A block of data:
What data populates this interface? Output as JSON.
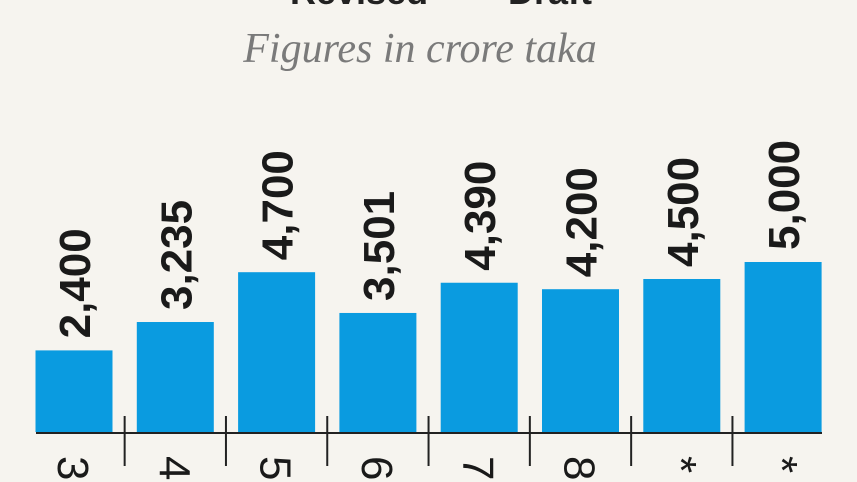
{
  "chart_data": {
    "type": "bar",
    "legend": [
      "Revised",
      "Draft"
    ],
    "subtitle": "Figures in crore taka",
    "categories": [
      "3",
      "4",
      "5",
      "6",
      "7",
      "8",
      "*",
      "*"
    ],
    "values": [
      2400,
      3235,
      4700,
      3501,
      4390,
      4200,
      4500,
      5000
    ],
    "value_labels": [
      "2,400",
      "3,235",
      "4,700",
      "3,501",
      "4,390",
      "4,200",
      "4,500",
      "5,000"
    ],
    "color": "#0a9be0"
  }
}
...
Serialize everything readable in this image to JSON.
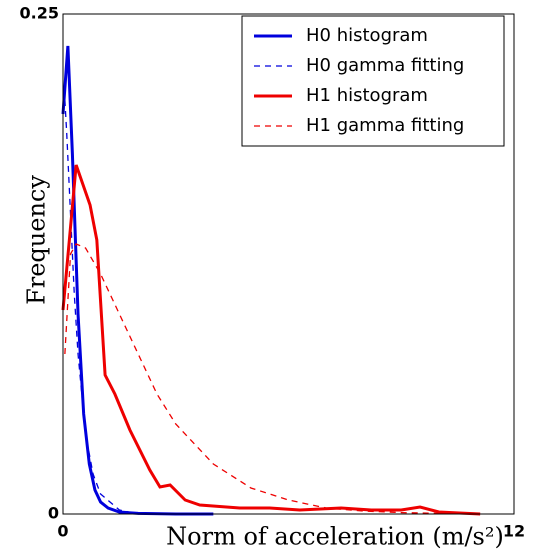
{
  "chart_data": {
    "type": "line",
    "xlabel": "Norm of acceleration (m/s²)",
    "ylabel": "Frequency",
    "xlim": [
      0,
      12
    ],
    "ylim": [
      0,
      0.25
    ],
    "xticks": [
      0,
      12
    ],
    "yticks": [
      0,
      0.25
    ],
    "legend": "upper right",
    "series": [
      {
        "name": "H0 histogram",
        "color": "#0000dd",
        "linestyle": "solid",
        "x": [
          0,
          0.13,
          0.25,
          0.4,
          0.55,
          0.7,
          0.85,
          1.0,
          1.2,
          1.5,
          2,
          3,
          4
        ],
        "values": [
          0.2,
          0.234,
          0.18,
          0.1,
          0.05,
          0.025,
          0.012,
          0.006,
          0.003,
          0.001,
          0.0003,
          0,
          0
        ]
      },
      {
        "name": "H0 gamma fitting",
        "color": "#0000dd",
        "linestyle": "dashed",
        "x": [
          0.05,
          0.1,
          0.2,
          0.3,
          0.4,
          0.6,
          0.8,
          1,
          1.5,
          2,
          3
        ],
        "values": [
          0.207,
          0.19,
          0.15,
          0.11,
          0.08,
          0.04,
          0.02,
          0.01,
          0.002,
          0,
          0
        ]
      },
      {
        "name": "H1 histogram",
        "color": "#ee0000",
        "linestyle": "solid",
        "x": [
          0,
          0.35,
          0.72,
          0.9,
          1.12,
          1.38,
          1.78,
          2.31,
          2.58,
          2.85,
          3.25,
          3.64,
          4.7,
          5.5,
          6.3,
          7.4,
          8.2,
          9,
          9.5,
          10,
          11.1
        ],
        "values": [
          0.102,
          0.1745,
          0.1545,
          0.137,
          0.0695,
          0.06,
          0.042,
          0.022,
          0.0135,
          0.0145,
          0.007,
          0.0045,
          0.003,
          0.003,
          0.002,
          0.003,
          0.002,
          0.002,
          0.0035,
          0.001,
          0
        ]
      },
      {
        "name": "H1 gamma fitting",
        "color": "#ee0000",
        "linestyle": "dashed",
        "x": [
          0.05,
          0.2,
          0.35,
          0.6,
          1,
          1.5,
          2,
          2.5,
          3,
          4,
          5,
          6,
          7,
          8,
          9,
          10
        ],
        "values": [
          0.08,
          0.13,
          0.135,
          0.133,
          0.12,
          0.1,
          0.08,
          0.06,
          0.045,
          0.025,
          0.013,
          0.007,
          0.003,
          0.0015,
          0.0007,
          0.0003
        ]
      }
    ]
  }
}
---
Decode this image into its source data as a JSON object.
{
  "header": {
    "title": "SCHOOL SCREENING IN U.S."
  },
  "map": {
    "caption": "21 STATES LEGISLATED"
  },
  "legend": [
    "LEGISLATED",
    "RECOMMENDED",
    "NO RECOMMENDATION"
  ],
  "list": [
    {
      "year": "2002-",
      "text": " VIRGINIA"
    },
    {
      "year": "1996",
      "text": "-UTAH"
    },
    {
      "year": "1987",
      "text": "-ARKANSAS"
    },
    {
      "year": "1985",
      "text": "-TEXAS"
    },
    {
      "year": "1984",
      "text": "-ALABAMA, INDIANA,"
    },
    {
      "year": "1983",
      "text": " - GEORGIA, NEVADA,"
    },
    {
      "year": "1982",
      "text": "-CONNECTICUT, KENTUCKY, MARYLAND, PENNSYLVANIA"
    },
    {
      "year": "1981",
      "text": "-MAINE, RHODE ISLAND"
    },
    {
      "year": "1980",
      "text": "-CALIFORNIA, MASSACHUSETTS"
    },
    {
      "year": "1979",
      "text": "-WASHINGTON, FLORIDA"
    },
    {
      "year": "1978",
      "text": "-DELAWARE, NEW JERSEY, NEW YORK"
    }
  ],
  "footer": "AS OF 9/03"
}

Stated task:
Wherever "histogram" shows up in a line, copy that line.

Exercise solution:
        "name": "H0 histogram",
        "name": "H1 histogram",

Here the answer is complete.